Exercise prompt =>
How many lines of the records below contain the string "name", matching case? Give only the number.

Visual layout records:

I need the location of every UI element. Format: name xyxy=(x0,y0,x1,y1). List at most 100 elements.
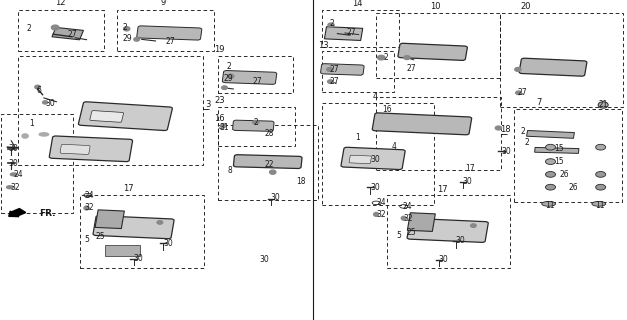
Text: 27: 27 xyxy=(518,88,527,97)
Text: 30: 30 xyxy=(271,193,281,202)
FancyBboxPatch shape xyxy=(233,155,302,169)
Text: 2: 2 xyxy=(329,19,334,28)
Text: 2: 2 xyxy=(524,138,529,147)
Bar xyxy=(324,27,363,40)
FancyBboxPatch shape xyxy=(93,216,174,239)
FancyBboxPatch shape xyxy=(50,136,132,162)
Ellipse shape xyxy=(596,184,606,190)
Text: 24: 24 xyxy=(14,170,23,179)
Text: 30: 30 xyxy=(439,255,449,264)
Text: 16: 16 xyxy=(214,114,224,123)
Text: 30: 30 xyxy=(45,99,55,108)
Text: 28: 28 xyxy=(265,129,274,138)
Bar xyxy=(218,107,295,146)
Text: 26: 26 xyxy=(568,183,577,192)
Ellipse shape xyxy=(515,91,522,95)
Text: 32: 32 xyxy=(10,183,19,192)
Bar xyxy=(18,10,104,51)
Bar xyxy=(500,13,623,107)
Bar xyxy=(1,114,73,213)
Text: 5: 5 xyxy=(396,231,401,240)
Text: 15: 15 xyxy=(554,157,564,166)
Ellipse shape xyxy=(401,216,406,220)
Text: 22: 22 xyxy=(265,160,274,169)
Text: 18: 18 xyxy=(296,177,305,186)
Text: 12: 12 xyxy=(56,0,66,7)
FancyBboxPatch shape xyxy=(519,58,587,76)
Bar xyxy=(322,51,394,92)
Ellipse shape xyxy=(592,202,606,206)
Text: 2: 2 xyxy=(26,24,31,33)
Text: 15: 15 xyxy=(554,144,564,153)
Ellipse shape xyxy=(228,74,234,78)
Text: 17: 17 xyxy=(124,184,134,193)
Text: 18: 18 xyxy=(500,125,510,134)
Text: 16: 16 xyxy=(382,105,392,114)
Text: 21: 21 xyxy=(598,100,608,109)
Bar xyxy=(322,103,434,205)
Text: 27: 27 xyxy=(329,77,339,86)
Text: 2: 2 xyxy=(227,62,232,71)
Ellipse shape xyxy=(270,170,276,174)
FancyBboxPatch shape xyxy=(223,70,277,84)
Text: 9: 9 xyxy=(161,0,166,7)
Ellipse shape xyxy=(22,134,28,138)
Text: 19: 19 xyxy=(214,45,224,54)
Bar xyxy=(218,125,318,200)
Text: 30: 30 xyxy=(456,236,466,245)
Text: 30: 30 xyxy=(163,239,173,248)
Text: 7: 7 xyxy=(537,98,542,107)
Text: 29: 29 xyxy=(123,34,132,43)
Text: 27: 27 xyxy=(166,37,175,46)
Text: 17: 17 xyxy=(465,164,475,173)
FancyBboxPatch shape xyxy=(372,113,472,135)
Text: 1: 1 xyxy=(356,133,361,142)
Text: 27: 27 xyxy=(329,65,339,74)
FancyBboxPatch shape xyxy=(341,147,405,170)
Text: 32: 32 xyxy=(85,203,94,212)
Bar xyxy=(95,210,124,228)
Bar xyxy=(535,148,579,153)
Ellipse shape xyxy=(495,126,502,130)
Text: 6: 6 xyxy=(37,86,42,95)
FancyBboxPatch shape xyxy=(90,111,124,122)
Text: 30: 30 xyxy=(9,159,19,168)
Bar xyxy=(527,131,574,138)
Text: 20: 20 xyxy=(520,2,530,11)
Ellipse shape xyxy=(34,85,40,89)
Ellipse shape xyxy=(596,144,606,150)
Text: 10: 10 xyxy=(431,2,441,11)
Ellipse shape xyxy=(545,144,556,150)
Ellipse shape xyxy=(134,38,139,41)
Ellipse shape xyxy=(545,159,556,164)
FancyBboxPatch shape xyxy=(78,102,172,131)
Text: 32: 32 xyxy=(404,214,413,223)
Ellipse shape xyxy=(124,27,130,31)
Ellipse shape xyxy=(6,186,14,189)
Ellipse shape xyxy=(545,184,556,190)
Ellipse shape xyxy=(377,55,385,60)
Ellipse shape xyxy=(40,133,49,136)
FancyBboxPatch shape xyxy=(398,43,467,60)
Text: 1: 1 xyxy=(29,119,34,128)
Text: 29: 29 xyxy=(223,74,233,83)
Text: 30: 30 xyxy=(260,255,270,264)
Text: 24: 24 xyxy=(85,191,94,200)
Text: 2: 2 xyxy=(123,23,128,32)
Bar xyxy=(218,56,293,93)
Text: 27: 27 xyxy=(406,64,416,73)
Ellipse shape xyxy=(222,86,227,89)
Ellipse shape xyxy=(470,224,477,227)
Text: 26: 26 xyxy=(559,170,569,179)
Text: 2: 2 xyxy=(254,118,259,127)
Text: 2: 2 xyxy=(384,53,389,62)
Ellipse shape xyxy=(84,206,89,210)
Ellipse shape xyxy=(43,101,48,104)
Text: 27: 27 xyxy=(68,30,77,39)
Bar xyxy=(387,195,510,268)
Ellipse shape xyxy=(328,23,334,27)
Ellipse shape xyxy=(515,68,521,71)
Text: 30: 30 xyxy=(134,254,144,263)
Text: FR.: FR. xyxy=(39,209,55,218)
Text: 4: 4 xyxy=(372,92,377,101)
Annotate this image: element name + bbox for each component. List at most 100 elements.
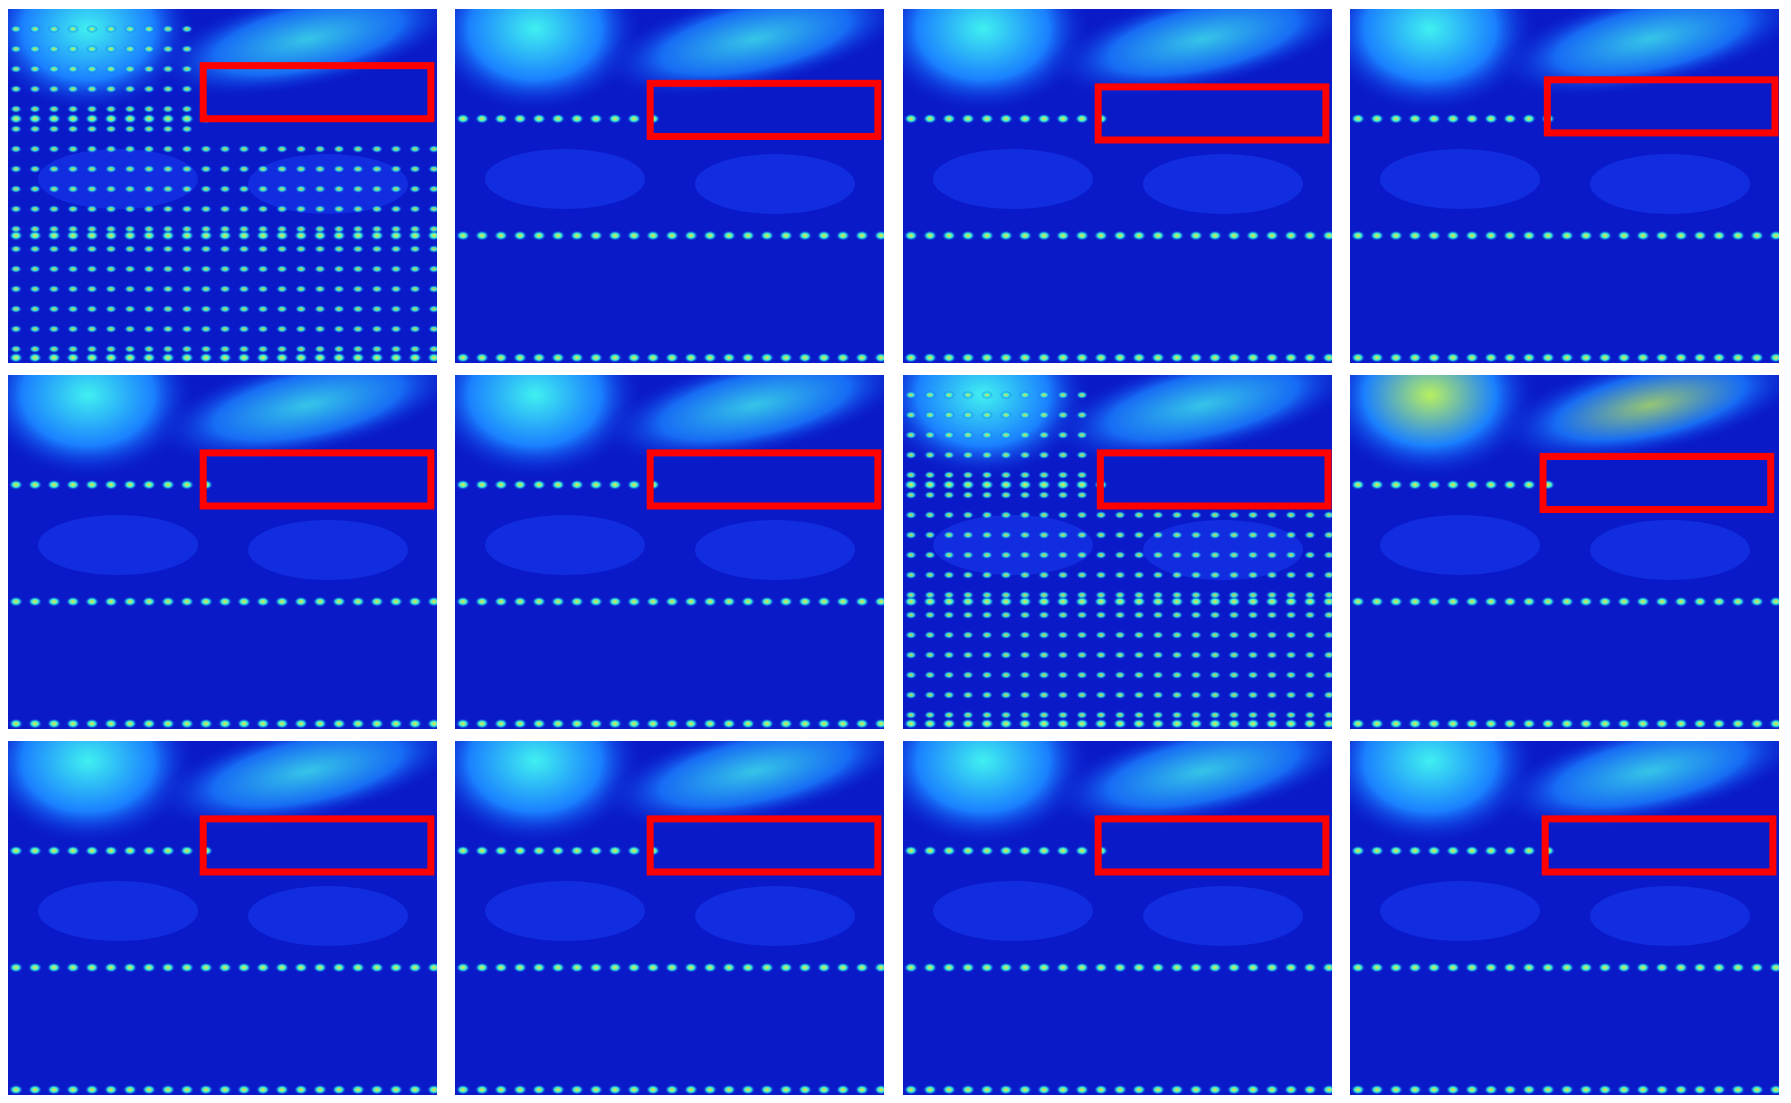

Problem solution =>
2